Lines of data:
-*-*-
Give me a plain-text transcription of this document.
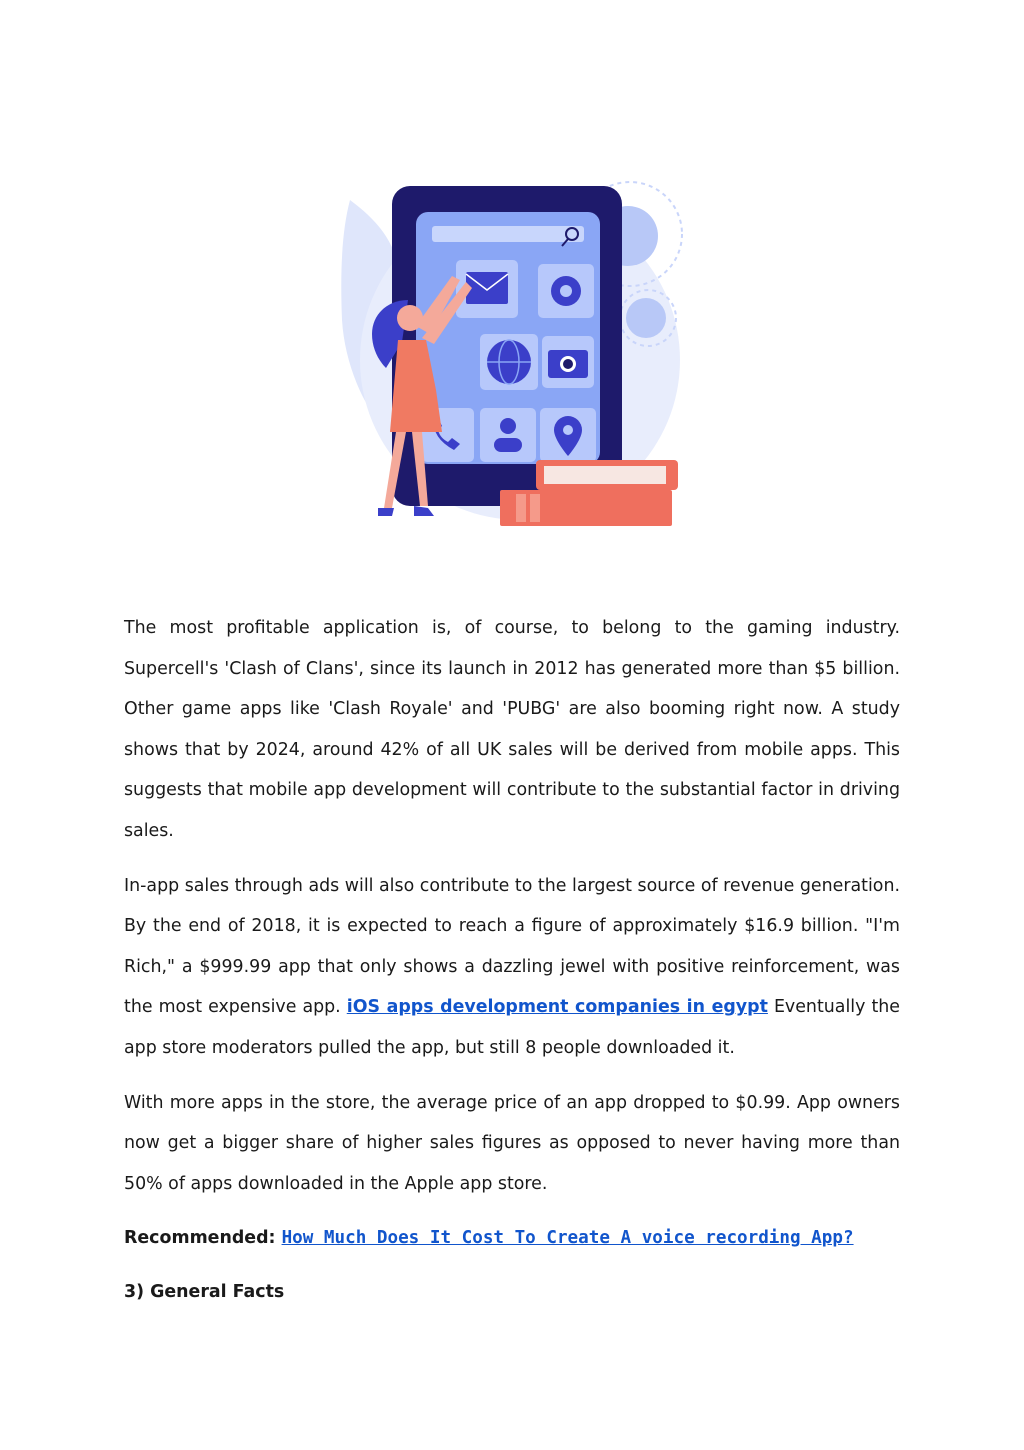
The most profitable application is, of course, to belong to the gaming industry. Supercell's 'Clash of Clans', since its launch in 2012 has generated more than $5 billion. Other game apps like 'Clash Royale' and 'PUBG' are also booming right now. A study shows that by 2024, around 42% of all UK sales will be derived from mobile apps. This suggests that mobile app development will contribute to the substantial factor in driving sales.

In-app sales through ads will also contribute to the largest source of revenue generation. By the end of 2018, it is expected to reach a figure of approximately $16.9 billion. "I'm Rich," a $999.99 app that only shows a dazzling jewel with positive reinforcement, was the most expensive app. iOS apps development companies in egypt Eventually the app store moderators pulled the app, but still 8 people downloaded it.

With more apps in the store, the average price of an app dropped to $0.99. App owners now get a bigger share of higher sales figures as opposed to never having more than 50% of apps downloaded in the Apple app store.

Recommended: How Much Does It Cost To Create A voice recording App?

3) General Facts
-*-*-
## [Task]
Transcribe every record above exactly as written, leaving out any pictures.

## [Complete response]
Give me a plain-text transcription of this document.
The most profitable application is, of course, to belong to the gaming industry. Supercell's 'Clash of Clans', since its launch in 2012 has generated more than $5 billion. Other game apps like 'Clash Royale' and 'PUBG' are also booming right now. A study shows that by 2024, around 42% of all UK sales will be derived from mobile apps. This suggests that mobile app development will contribute to the substantial factor in driving sales.

In-app sales through ads will also contribute to the largest source of revenue generation. By the end of 2018, it is expected to reach a figure of approximately $16.9 billion. "I'm Rich," a $999.99 app that only shows a dazzling jewel with positive reinforcement, was the most expensive app. iOS apps development companies in egypt Eventually the app store moderators pulled the app, but still 8 people downloaded it.

With more apps in the store, the average price of an app dropped to $0.99. App owners now get a bigger share of higher sales figures as opposed to never having more than 50% of apps downloaded in the Apple app store.

Recommended: How Much Does It Cost To Create A voice recording App?

3) General Facts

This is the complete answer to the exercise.